▶ **Data section**
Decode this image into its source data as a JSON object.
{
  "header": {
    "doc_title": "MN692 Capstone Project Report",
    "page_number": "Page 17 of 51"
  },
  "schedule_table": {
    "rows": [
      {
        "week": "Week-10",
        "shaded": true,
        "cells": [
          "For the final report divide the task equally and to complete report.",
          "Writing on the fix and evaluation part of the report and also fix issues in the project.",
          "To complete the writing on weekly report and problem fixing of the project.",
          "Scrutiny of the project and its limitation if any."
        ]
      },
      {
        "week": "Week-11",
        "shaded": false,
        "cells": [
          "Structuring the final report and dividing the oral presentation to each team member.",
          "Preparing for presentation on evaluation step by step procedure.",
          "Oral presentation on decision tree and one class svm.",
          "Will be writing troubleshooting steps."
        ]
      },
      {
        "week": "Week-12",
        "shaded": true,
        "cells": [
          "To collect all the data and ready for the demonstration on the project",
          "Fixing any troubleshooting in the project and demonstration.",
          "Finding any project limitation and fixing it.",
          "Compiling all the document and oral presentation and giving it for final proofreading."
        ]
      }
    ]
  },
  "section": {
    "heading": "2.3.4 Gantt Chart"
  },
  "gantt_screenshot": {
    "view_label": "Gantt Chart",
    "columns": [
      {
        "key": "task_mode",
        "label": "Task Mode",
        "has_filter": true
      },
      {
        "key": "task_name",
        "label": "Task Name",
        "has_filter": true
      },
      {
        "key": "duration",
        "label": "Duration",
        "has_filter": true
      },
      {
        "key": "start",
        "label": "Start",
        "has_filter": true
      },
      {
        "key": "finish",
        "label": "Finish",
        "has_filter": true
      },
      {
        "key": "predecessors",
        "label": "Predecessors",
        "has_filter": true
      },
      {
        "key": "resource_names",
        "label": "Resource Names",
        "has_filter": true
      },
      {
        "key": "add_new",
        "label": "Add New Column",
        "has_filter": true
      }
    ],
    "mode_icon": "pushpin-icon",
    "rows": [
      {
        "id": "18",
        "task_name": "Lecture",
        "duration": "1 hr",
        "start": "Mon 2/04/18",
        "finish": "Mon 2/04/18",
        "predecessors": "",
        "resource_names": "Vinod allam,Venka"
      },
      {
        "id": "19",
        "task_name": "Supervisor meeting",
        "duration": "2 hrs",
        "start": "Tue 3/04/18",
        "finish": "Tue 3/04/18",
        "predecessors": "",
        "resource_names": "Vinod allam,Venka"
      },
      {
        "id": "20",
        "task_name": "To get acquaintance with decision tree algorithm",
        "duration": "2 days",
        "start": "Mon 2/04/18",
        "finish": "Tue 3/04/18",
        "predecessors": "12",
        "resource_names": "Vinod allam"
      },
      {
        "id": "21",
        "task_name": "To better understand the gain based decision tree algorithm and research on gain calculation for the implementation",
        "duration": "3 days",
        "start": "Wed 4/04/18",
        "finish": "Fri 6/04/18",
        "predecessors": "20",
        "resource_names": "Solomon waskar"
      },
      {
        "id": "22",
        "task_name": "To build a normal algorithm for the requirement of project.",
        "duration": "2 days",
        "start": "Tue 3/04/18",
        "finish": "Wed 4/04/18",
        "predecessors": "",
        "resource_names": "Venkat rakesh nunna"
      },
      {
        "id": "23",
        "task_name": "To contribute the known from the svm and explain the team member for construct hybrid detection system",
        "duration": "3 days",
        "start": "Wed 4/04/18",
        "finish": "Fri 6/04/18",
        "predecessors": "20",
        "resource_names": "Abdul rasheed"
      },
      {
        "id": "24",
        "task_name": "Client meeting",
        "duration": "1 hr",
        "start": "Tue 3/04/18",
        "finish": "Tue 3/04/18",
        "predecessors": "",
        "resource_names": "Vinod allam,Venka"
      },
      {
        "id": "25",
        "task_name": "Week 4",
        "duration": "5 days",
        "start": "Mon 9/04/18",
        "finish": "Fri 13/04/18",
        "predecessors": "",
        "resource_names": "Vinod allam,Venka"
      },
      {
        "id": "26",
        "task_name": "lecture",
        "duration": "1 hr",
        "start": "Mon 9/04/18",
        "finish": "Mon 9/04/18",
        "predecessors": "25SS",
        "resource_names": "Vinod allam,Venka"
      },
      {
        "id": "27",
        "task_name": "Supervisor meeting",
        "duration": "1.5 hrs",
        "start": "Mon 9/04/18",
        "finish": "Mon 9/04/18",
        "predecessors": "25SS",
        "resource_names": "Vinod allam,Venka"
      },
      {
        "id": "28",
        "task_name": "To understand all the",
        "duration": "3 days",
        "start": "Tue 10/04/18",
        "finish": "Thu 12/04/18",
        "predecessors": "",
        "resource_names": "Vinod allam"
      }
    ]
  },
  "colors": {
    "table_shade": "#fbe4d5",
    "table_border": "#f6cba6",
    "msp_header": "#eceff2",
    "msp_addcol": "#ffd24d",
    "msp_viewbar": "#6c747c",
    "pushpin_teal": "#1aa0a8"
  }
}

▶ **Stated exercise**
Using the listing above, please repeat every entry exactly.

▶ **Task response**
Decode this image into its source data as a JSON object.
{
  "header": {
    "doc_title": "MN692 Capstone Project Report",
    "page_number": "Page 17 of 51"
  },
  "schedule_table": {
    "rows": [
      {
        "week": "Week-10",
        "shaded": true,
        "cells": [
          "For the final report divide the task equally and to complete report.",
          "Writing on the fix and evaluation part of the report and also fix issues in the project.",
          "To complete the writing on weekly report and problem fixing of the project.",
          "Scrutiny of the project and its limitation if any."
        ]
      },
      {
        "week": "Week-11",
        "shaded": false,
        "cells": [
          "Structuring the final report and dividing the oral presentation to each team member.",
          "Preparing for presentation on evaluation step by step procedure.",
          "Oral presentation on decision tree and one class svm.",
          "Will be writing troubleshooting steps."
        ]
      },
      {
        "week": "Week-12",
        "shaded": true,
        "cells": [
          "To collect all the data and ready for the demonstration on the project",
          "Fixing any troubleshooting in the project and demonstration.",
          "Finding any project limitation and fixing it.",
          "Compiling all the document and oral presentation and giving it for final proofreading."
        ]
      }
    ]
  },
  "section": {
    "heading": "2.3.4 Gantt Chart"
  },
  "gantt_screenshot": {
    "view_label": "Gantt Chart",
    "columns": [
      {
        "key": "task_mode",
        "label": "Task Mode",
        "has_filter": true
      },
      {
        "key": "task_name",
        "label": "Task Name",
        "has_filter": true
      },
      {
        "key": "duration",
        "label": "Duration",
        "has_filter": true
      },
      {
        "key": "start",
        "label": "Start",
        "has_filter": true
      },
      {
        "key": "finish",
        "label": "Finish",
        "has_filter": true
      },
      {
        "key": "predecessors",
        "label": "Predecessors",
        "has_filter": true
      },
      {
        "key": "resource_names",
        "label": "Resource Names",
        "has_filter": true
      },
      {
        "key": "add_new",
        "label": "Add New Column",
        "has_filter": true
      }
    ],
    "mode_icon": "pushpin-icon",
    "rows": [
      {
        "id": "18",
        "task_name": "Lecture",
        "duration": "1 hr",
        "start": "Mon 2/04/18",
        "finish": "Mon 2/04/18",
        "predecessors": "",
        "resource_names": "Vinod allam,Venka"
      },
      {
        "id": "19",
        "task_name": "Supervisor meeting",
        "duration": "2 hrs",
        "start": "Tue 3/04/18",
        "finish": "Tue 3/04/18",
        "predecessors": "",
        "resource_names": "Vinod allam,Venka"
      },
      {
        "id": "20",
        "task_name": "To get acquaintance with decision tree algorithm",
        "duration": "2 days",
        "start": "Mon 2/04/18",
        "finish": "Tue 3/04/18",
        "predecessors": "12",
        "resource_names": "Vinod allam"
      },
      {
        "id": "21",
        "task_name": "To better understand the gain based decision tree algorithm and research on gain calculation for the implementation",
        "duration": "3 days",
        "start": "Wed 4/04/18",
        "finish": "Fri 6/04/18",
        "predecessors": "20",
        "resource_names": "Solomon waskar"
      },
      {
        "id": "22",
        "task_name": "To build a normal algorithm for the requirement of project.",
        "duration": "2 days",
        "start": "Tue 3/04/18",
        "finish": "Wed 4/04/18",
        "predecessors": "",
        "resource_names": "Venkat rakesh nunna"
      },
      {
        "id": "23",
        "task_name": "To contribute the known from the svm and explain the team member for construct hybrid detection system",
        "duration": "3 days",
        "start": "Wed 4/04/18",
        "finish": "Fri 6/04/18",
        "predecessors": "20",
        "resource_names": "Abdul rasheed"
      },
      {
        "id": "24",
        "task_name": "Client meeting",
        "duration": "1 hr",
        "start": "Tue 3/04/18",
        "finish": "Tue 3/04/18",
        "predecessors": "",
        "resource_names": "Vinod allam,Venka"
      },
      {
        "id": "25",
        "task_name": "Week 4",
        "duration": "5 days",
        "start": "Mon 9/04/18",
        "finish": "Fri 13/04/18",
        "predecessors": "",
        "resource_names": "Vinod allam,Venka"
      },
      {
        "id": "26",
        "task_name": "lecture",
        "duration": "1 hr",
        "start": "Mon 9/04/18",
        "finish": "Mon 9/04/18",
        "predecessors": "25SS",
        "resource_names": "Vinod allam,Venka"
      },
      {
        "id": "27",
        "task_name": "Supervisor meeting",
        "duration": "1.5 hrs",
        "start": "Mon 9/04/18",
        "finish": "Mon 9/04/18",
        "predecessors": "25SS",
        "resource_names": "Vinod allam,Venka"
      },
      {
        "id": "28",
        "task_name": "To understand all the",
        "duration": "3 days",
        "start": "Tue 10/04/18",
        "finish": "Thu 12/04/18",
        "predecessors": "",
        "resource_names": "Vinod allam"
      }
    ]
  },
  "colors": {
    "table_shade": "#fbe4d5",
    "table_border": "#f6cba6",
    "msp_header": "#eceff2",
    "msp_addcol": "#ffd24d",
    "msp_viewbar": "#6c747c",
    "pushpin_teal": "#1aa0a8"
  }
}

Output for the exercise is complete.